::: INPUT DATA

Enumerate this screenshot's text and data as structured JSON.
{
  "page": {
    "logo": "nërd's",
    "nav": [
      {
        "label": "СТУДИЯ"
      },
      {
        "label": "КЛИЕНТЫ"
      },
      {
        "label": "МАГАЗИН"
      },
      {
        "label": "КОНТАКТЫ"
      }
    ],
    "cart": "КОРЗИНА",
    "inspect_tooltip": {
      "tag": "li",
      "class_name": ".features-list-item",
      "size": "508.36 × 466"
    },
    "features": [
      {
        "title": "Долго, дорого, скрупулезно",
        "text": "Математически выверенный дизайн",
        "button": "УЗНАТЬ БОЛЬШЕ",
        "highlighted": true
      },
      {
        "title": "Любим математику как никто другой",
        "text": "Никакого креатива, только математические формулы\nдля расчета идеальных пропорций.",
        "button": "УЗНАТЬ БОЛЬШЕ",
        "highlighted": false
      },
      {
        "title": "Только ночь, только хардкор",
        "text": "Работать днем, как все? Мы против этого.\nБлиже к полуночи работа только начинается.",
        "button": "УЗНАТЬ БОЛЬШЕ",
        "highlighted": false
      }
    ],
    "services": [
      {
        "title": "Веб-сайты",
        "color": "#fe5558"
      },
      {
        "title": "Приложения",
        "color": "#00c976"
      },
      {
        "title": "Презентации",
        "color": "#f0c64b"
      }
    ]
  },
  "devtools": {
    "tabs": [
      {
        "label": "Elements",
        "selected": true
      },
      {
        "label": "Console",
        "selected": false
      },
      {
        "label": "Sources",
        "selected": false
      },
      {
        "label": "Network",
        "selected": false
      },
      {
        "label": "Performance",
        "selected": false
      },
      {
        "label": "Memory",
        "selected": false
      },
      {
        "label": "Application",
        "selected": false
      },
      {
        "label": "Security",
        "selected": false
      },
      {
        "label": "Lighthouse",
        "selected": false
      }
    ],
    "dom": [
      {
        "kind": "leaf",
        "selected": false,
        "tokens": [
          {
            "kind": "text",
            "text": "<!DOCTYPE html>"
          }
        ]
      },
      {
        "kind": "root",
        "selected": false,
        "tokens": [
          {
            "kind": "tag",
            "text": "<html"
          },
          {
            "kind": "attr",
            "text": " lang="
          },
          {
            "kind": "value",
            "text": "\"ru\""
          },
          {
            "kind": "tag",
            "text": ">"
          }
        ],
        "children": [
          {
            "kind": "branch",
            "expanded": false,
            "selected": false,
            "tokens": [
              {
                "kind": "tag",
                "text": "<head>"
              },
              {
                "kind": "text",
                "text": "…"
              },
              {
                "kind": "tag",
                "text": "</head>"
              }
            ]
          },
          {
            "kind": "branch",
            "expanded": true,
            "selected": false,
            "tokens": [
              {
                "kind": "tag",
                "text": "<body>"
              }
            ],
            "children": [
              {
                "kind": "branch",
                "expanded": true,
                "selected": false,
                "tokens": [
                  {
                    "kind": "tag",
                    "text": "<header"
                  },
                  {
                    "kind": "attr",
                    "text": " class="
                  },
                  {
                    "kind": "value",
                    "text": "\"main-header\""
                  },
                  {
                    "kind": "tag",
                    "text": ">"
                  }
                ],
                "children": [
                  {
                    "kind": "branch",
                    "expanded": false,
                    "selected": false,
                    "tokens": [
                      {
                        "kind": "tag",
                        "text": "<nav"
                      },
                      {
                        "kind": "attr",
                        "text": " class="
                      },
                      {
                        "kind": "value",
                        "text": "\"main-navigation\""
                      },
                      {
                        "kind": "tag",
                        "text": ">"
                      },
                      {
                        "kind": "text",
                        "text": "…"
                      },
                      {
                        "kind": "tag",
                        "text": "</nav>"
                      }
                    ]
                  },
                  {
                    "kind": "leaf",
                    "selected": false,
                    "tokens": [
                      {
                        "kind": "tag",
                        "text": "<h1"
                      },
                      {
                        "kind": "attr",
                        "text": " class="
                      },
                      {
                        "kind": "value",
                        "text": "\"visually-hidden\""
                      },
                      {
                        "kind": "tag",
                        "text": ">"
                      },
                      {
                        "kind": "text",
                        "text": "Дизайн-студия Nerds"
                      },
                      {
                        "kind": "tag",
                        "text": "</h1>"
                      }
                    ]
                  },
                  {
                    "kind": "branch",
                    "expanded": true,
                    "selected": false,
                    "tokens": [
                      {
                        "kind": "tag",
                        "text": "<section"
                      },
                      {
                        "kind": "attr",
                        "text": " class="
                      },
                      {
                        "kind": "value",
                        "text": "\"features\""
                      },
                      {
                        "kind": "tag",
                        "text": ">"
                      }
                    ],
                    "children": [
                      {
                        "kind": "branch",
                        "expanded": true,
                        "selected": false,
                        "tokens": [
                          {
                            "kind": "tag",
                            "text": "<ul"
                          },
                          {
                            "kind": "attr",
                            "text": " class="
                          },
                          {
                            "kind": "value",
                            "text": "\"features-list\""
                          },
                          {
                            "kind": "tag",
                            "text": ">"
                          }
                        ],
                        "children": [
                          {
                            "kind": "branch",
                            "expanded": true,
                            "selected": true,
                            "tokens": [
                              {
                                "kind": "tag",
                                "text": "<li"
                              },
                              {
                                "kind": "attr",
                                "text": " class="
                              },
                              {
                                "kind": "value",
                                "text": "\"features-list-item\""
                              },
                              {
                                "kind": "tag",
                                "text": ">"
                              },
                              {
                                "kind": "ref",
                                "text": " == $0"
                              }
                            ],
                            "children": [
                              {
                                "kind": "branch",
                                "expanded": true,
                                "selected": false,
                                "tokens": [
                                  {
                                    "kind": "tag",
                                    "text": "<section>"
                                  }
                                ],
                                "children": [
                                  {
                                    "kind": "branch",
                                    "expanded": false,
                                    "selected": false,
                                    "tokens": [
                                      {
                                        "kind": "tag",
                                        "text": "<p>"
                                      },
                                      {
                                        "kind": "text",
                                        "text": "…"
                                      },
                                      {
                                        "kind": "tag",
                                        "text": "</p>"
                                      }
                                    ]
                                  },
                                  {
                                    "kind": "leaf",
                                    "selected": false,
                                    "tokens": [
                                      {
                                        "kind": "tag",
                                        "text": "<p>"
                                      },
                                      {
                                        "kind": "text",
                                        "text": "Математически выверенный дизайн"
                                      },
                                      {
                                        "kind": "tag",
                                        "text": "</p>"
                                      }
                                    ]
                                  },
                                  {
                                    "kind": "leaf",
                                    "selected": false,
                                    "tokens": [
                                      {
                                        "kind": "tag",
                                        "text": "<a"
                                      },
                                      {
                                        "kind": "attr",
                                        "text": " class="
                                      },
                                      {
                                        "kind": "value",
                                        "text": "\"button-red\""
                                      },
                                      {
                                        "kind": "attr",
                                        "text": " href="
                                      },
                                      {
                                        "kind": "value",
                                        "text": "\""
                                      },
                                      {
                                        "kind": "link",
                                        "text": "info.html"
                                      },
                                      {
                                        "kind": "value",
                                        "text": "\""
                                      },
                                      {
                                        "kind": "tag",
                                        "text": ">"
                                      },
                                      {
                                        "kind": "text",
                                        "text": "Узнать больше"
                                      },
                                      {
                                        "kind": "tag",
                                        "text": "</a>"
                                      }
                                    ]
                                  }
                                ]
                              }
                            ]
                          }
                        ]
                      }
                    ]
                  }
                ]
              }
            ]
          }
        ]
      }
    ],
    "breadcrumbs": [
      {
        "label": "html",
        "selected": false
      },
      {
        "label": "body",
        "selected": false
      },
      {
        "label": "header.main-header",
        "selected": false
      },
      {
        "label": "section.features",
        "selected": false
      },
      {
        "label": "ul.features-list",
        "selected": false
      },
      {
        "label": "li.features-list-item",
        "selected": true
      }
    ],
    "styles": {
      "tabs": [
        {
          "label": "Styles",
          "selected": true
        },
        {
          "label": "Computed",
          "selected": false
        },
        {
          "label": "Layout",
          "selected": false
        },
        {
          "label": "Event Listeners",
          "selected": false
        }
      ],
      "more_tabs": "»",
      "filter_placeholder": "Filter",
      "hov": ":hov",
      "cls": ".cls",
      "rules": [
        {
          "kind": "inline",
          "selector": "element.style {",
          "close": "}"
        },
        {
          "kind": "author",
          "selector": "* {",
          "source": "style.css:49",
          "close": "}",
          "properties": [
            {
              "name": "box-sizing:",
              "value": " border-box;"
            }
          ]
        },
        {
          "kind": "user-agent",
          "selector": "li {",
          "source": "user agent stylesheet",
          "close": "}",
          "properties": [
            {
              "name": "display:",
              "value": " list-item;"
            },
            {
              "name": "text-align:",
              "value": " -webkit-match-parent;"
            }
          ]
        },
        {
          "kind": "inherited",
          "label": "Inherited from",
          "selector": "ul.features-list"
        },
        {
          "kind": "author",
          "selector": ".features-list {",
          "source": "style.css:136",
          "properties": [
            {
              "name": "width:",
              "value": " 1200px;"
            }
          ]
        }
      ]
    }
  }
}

::::::

TASK REQUIREMENTS:
Gather every line from the listing above in which "выверенный" appears, and copy those lines.

WRITTEN SOLUTION:
        "text": "Математически выверенный дизайн",
                                        "text": "Математически выверенный дизайн"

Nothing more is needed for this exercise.